- _Task goal_: Report, word for word, every line of the material that contains "name".

*** Stored records

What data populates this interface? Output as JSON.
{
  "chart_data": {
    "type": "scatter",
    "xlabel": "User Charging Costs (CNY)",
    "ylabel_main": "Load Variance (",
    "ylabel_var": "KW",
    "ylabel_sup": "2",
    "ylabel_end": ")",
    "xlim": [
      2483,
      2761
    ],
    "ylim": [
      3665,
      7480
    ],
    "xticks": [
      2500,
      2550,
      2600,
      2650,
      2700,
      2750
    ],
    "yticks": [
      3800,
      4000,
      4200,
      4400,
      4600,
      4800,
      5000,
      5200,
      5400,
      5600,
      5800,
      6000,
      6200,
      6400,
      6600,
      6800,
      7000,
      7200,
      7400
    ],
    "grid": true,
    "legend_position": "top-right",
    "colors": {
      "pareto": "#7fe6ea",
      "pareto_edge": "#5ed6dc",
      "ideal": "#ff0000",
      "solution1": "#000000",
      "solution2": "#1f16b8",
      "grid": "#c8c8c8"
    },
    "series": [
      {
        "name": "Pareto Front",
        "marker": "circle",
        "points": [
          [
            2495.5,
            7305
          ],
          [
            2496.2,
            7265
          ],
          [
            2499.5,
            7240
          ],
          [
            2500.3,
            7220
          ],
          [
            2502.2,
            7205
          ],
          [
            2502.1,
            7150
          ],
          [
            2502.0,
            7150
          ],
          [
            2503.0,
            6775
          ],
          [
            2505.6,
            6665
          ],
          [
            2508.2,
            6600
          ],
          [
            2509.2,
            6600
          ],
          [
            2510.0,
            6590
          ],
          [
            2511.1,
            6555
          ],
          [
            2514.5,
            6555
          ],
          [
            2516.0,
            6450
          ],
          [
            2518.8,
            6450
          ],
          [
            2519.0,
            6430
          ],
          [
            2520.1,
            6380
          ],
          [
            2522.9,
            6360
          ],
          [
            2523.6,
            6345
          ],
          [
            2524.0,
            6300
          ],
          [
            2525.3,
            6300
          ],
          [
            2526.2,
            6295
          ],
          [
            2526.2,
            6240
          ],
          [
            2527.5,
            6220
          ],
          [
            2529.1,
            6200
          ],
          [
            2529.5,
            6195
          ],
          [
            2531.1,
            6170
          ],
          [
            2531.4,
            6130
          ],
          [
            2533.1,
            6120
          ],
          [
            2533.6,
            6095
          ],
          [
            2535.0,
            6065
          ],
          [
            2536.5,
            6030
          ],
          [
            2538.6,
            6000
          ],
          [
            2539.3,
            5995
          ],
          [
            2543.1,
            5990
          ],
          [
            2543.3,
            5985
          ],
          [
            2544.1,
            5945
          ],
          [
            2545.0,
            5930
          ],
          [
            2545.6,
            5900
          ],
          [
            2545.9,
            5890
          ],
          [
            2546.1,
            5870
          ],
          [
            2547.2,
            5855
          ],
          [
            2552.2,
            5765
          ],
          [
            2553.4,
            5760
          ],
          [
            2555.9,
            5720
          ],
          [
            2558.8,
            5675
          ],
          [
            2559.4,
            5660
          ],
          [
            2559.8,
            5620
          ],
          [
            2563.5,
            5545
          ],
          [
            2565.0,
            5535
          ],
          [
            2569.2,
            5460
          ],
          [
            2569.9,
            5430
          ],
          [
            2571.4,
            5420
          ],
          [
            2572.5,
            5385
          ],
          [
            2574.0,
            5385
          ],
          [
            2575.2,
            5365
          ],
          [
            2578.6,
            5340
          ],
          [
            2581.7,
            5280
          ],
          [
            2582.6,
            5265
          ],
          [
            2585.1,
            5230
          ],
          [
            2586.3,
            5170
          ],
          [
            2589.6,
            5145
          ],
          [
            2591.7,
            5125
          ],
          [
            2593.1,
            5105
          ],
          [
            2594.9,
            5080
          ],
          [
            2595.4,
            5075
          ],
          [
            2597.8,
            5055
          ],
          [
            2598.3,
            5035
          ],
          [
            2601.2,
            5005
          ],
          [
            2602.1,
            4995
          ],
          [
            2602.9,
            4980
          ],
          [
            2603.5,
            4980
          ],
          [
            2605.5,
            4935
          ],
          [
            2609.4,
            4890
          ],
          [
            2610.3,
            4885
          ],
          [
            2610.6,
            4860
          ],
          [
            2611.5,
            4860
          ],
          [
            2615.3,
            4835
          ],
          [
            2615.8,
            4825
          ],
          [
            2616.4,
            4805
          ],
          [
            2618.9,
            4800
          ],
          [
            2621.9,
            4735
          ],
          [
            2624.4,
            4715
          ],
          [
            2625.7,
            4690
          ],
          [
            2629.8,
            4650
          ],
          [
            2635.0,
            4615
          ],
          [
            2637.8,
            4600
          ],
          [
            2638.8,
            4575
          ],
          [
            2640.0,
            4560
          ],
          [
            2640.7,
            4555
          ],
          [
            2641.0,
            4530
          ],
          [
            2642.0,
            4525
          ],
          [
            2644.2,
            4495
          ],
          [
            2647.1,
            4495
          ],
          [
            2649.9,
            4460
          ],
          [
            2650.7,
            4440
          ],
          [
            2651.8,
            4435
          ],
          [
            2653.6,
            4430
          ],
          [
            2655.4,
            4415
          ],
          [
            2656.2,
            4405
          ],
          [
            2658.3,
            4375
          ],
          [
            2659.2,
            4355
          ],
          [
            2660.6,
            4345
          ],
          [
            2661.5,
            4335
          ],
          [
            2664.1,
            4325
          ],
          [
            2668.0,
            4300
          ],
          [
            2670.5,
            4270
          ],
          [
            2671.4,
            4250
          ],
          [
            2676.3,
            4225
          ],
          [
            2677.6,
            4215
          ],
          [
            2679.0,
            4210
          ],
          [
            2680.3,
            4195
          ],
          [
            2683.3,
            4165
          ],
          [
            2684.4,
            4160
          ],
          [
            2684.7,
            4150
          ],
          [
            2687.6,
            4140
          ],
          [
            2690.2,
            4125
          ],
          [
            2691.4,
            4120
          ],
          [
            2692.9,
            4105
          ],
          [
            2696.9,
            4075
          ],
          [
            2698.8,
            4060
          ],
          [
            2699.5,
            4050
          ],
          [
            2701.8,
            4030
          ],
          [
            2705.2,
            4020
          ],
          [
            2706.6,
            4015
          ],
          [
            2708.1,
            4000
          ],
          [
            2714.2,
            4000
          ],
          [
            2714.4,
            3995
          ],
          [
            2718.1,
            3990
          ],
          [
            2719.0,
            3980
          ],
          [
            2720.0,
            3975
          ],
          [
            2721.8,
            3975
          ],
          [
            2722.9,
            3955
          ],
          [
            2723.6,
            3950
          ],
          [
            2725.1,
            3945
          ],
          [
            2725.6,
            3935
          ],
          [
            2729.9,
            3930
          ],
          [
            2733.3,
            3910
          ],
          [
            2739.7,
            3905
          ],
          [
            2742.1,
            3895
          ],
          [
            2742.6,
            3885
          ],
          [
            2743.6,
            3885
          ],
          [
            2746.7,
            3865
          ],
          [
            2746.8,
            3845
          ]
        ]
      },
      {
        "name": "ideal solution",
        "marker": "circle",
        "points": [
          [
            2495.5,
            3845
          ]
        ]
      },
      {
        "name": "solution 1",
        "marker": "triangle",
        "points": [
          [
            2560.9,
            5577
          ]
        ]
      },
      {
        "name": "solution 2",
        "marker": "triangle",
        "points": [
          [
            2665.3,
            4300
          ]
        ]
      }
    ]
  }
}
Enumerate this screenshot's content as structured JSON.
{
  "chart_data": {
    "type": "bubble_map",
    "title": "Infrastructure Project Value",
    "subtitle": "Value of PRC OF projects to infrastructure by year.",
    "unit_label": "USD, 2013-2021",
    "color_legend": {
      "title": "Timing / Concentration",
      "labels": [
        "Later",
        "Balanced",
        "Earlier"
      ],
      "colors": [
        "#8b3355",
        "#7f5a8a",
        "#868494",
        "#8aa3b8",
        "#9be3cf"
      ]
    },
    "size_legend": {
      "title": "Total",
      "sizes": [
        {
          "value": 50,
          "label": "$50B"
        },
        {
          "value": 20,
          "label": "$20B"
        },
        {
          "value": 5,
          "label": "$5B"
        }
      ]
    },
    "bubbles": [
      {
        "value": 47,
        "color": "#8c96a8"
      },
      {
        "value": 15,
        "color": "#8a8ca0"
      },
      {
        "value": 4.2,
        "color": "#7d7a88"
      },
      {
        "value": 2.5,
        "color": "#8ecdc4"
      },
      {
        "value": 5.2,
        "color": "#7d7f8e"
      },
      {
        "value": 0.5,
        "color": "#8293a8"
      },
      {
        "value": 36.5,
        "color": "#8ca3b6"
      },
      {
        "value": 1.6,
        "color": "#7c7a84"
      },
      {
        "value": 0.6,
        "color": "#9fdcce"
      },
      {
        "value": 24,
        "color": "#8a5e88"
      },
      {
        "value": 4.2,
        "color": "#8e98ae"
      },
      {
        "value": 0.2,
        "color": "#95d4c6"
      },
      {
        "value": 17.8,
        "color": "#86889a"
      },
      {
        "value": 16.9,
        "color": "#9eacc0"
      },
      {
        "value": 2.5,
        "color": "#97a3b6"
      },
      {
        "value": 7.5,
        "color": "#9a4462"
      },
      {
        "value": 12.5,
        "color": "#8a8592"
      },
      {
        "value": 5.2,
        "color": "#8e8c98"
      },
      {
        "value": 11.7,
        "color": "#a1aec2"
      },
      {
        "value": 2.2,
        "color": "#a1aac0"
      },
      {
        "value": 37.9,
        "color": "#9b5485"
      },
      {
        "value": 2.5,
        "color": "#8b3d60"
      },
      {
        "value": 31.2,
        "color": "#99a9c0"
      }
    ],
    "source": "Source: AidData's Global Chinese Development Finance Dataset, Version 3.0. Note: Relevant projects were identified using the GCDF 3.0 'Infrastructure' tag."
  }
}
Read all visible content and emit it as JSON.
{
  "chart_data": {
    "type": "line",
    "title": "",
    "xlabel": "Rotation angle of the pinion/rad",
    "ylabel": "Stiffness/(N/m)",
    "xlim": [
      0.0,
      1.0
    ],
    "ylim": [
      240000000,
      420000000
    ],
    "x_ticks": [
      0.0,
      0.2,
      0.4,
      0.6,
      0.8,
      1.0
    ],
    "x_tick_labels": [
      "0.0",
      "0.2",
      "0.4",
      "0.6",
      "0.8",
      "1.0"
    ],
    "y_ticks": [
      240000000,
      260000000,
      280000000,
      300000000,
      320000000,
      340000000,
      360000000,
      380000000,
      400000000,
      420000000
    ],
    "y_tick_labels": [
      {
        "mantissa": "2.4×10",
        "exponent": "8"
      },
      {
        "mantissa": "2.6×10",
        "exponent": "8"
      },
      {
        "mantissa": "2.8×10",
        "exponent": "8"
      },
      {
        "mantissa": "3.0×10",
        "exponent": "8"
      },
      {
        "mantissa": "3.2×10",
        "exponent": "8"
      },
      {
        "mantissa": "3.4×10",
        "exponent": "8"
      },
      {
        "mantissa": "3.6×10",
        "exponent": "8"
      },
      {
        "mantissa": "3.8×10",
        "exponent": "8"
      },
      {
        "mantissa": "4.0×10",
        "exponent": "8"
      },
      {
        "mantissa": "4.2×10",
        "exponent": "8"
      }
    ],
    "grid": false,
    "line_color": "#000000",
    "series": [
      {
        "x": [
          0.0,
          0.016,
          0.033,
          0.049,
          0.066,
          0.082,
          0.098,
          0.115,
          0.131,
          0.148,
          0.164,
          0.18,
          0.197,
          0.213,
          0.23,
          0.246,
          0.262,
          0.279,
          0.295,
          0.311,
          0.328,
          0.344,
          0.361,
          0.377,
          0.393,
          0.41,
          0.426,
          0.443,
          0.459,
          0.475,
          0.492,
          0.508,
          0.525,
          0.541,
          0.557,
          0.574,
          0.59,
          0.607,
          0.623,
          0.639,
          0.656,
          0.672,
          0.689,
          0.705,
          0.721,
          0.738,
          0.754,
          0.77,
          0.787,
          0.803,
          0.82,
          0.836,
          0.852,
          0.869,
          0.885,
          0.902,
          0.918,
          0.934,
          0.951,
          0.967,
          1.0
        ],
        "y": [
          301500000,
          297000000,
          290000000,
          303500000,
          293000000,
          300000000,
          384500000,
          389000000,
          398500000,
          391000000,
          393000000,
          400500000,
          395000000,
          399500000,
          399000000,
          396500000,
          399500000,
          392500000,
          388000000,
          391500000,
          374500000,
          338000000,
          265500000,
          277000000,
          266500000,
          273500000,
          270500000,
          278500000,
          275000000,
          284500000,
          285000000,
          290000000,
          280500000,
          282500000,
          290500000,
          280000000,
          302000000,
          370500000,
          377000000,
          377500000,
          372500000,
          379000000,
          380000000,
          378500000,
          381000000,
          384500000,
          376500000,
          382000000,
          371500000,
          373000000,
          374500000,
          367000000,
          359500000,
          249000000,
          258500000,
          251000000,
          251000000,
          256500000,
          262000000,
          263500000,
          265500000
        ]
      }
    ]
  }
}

******

- _Response_:
        "name": "Pareto Front",
        "name": "ideal solution",
        "name": "solution 1",
        "name": "solution 2",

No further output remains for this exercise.